Leave out the pictures and restate the rest of the data exactly.

────────────────────────────────────────

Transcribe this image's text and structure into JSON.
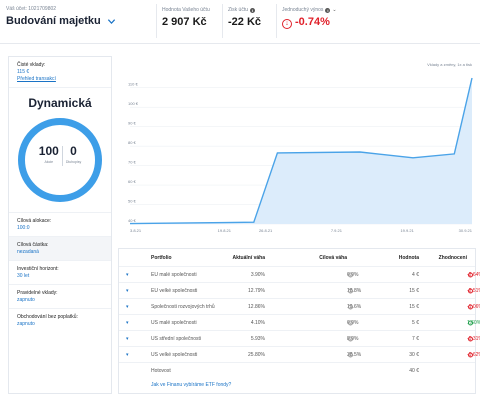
{
  "header": {
    "account_label": "Váš účet: 1021709802",
    "account_name": "Budování majetku",
    "metrics": [
      {
        "label": "Hodnota Vašeho účtu",
        "value": "2 907 Kč"
      },
      {
        "label": "Zisk účtu",
        "value": "-22 Kč"
      },
      {
        "label": "Jednoduchý výnos",
        "value": "-0.74%"
      }
    ]
  },
  "sidebar": {
    "net_deposits_label": "Čisté vklady:",
    "net_deposits_value": "115 €",
    "transactions_link": "Přehled transakcí",
    "strategy_title": "Dynamická",
    "stocks_pct": "100",
    "stocks_caption": "Akcie",
    "bonds_pct": "0",
    "bonds_caption": "Dluhopisy",
    "target_allocation_label": "Cílová alokace:",
    "target_allocation_value": "100:0",
    "target_amount_label": "Cílová částka:",
    "target_amount_value": "nezadaná",
    "horizon_label": "Investiční horizont:",
    "horizon_value": "30 let",
    "regular_deposits_label": "Pravidelné vklady:",
    "regular_deposits_value": "zapnuto",
    "fee_free_label": "Obchodování bez poplatků:",
    "fee_free_value": "zapnuto"
  },
  "chart_data": {
    "type": "area",
    "legend_note": "Vklady a změny, 1x a tisk",
    "y_ticks": [
      "110 €",
      "100 €",
      "90 €",
      "80 €",
      "70 €",
      "60 €",
      "50 €",
      "40 €"
    ],
    "x_ticks": [
      "3.8.21",
      "19.8.21",
      "26.8.21",
      "7.9.21",
      "19.9.21",
      "30.9.21"
    ],
    "ylim": [
      40,
      115
    ],
    "points": [
      {
        "x": "3.8.21",
        "y": 40.2
      },
      {
        "x": "19.8.21",
        "y": 40.7
      },
      {
        "x": "24.8.21",
        "y": 40.9
      },
      {
        "x": "28.8.21",
        "y": 76.5
      },
      {
        "x": "11.9.21",
        "y": 77.0
      },
      {
        "x": "20.9.21",
        "y": 74.0
      },
      {
        "x": "27.9.21",
        "y": 76.0
      },
      {
        "x": "30.9.21",
        "y": 115.0
      }
    ],
    "line_color": "#4aa3e8",
    "fill_color": "#dcecfb"
  },
  "table": {
    "headers": {
      "portfolio": "Portfolio",
      "current": "Aktuální váha",
      "target": "Cílová váha",
      "value": "Hodnota",
      "gain": "Zhodnocení"
    },
    "rows": [
      {
        "name": "EU malé společnosti",
        "current": "3.90%",
        "target": "6.0%",
        "value": "4 €",
        "gain": "-2.64%",
        "dir": "neg"
      },
      {
        "name": "EU velké společnosti",
        "current": "12.79%",
        "target": "18.8%",
        "value": "15 €",
        "gain": "-2.51%",
        "dir": "neg"
      },
      {
        "name": "Společnosti rozvojových trhů",
        "current": "12.86%",
        "target": "19.6%",
        "value": "15 €",
        "gain": "-1.06%",
        "dir": "neg"
      },
      {
        "name": "US malé společnosti",
        "current": "4.10%",
        "target": "6.0%",
        "value": "5 €",
        "gain": "1.60%",
        "dir": "pos"
      },
      {
        "name": "US střední společnosti",
        "current": "5.93%",
        "target": "8.0%",
        "value": "7 €",
        "gain": "-0.31%",
        "dir": "neg"
      },
      {
        "name": "US velké společnosti",
        "current": "25.80%",
        "target": "38.5%",
        "value": "30 €",
        "gain": "-0.62%",
        "dir": "neg"
      }
    ],
    "cash_label": "Hotovost",
    "cash_value": "40 €",
    "faq_link": "Jak ve Finanu vybíráme ETF fondy?"
  }
}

────────────────────────────────────────

* **EXERCISE SOLUTION**:
Transcribe this image's text and structure into JSON.
{
  "header": {
    "account_label": "Váš účet: 1021709802",
    "account_name": "Budování majetku",
    "metrics": [
      {
        "label": "Hodnota Vašeho účtu",
        "value": "2 907 Kč"
      },
      {
        "label": "Zisk účtu",
        "value": "-22 Kč"
      },
      {
        "label": "Jednoduchý výnos",
        "value": "-0.74%"
      }
    ]
  },
  "sidebar": {
    "net_deposits_label": "Čisté vklady:",
    "net_deposits_value": "115 €",
    "transactions_link": "Přehled transakcí",
    "strategy_title": "Dynamická",
    "stocks_pct": "100",
    "stocks_caption": "Akcie",
    "bonds_pct": "0",
    "bonds_caption": "Dluhopisy",
    "target_allocation_label": "Cílová alokace:",
    "target_allocation_value": "100:0",
    "target_amount_label": "Cílová částka:",
    "target_amount_value": "nezadaná",
    "horizon_label": "Investiční horizont:",
    "horizon_value": "30 let",
    "regular_deposits_label": "Pravidelné vklady:",
    "regular_deposits_value": "zapnuto",
    "fee_free_label": "Obchodování bez poplatků:",
    "fee_free_value": "zapnuto"
  },
  "chart_data": {
    "type": "area",
    "legend_note": "Vklady a změny, 1x a tisk",
    "y_ticks": [
      "110 €",
      "100 €",
      "90 €",
      "80 €",
      "70 €",
      "60 €",
      "50 €",
      "40 €"
    ],
    "x_ticks": [
      "3.8.21",
      "19.8.21",
      "26.8.21",
      "7.9.21",
      "19.9.21",
      "30.9.21"
    ],
    "ylim": [
      40,
      115
    ],
    "points": [
      {
        "x": "3.8.21",
        "y": 40.2
      },
      {
        "x": "19.8.21",
        "y": 40.7
      },
      {
        "x": "24.8.21",
        "y": 40.9
      },
      {
        "x": "28.8.21",
        "y": 76.5
      },
      {
        "x": "11.9.21",
        "y": 77.0
      },
      {
        "x": "20.9.21",
        "y": 74.0
      },
      {
        "x": "27.9.21",
        "y": 76.0
      },
      {
        "x": "30.9.21",
        "y": 115.0
      }
    ],
    "line_color": "#4aa3e8",
    "fill_color": "#dcecfb"
  },
  "table": {
    "headers": {
      "portfolio": "Portfolio",
      "current": "Aktuální váha",
      "target": "Cílová váha",
      "value": "Hodnota",
      "gain": "Zhodnocení"
    },
    "rows": [
      {
        "name": "EU malé společnosti",
        "current": "3.90%",
        "target": "6.0%",
        "value": "4 €",
        "gain": "-2.64%",
        "dir": "neg"
      },
      {
        "name": "EU velké společnosti",
        "current": "12.79%",
        "target": "18.8%",
        "value": "15 €",
        "gain": "-2.51%",
        "dir": "neg"
      },
      {
        "name": "Společnosti rozvojových trhů",
        "current": "12.86%",
        "target": "19.6%",
        "value": "15 €",
        "gain": "-1.06%",
        "dir": "neg"
      },
      {
        "name": "US malé společnosti",
        "current": "4.10%",
        "target": "6.0%",
        "value": "5 €",
        "gain": "1.60%",
        "dir": "pos"
      },
      {
        "name": "US střední společnosti",
        "current": "5.93%",
        "target": "8.0%",
        "value": "7 €",
        "gain": "-0.31%",
        "dir": "neg"
      },
      {
        "name": "US velké společnosti",
        "current": "25.80%",
        "target": "38.5%",
        "value": "30 €",
        "gain": "-0.62%",
        "dir": "neg"
      }
    ],
    "cash_label": "Hotovost",
    "cash_value": "40 €",
    "faq_link": "Jak ve Finanu vybíráme ETF fondy?"
  }
}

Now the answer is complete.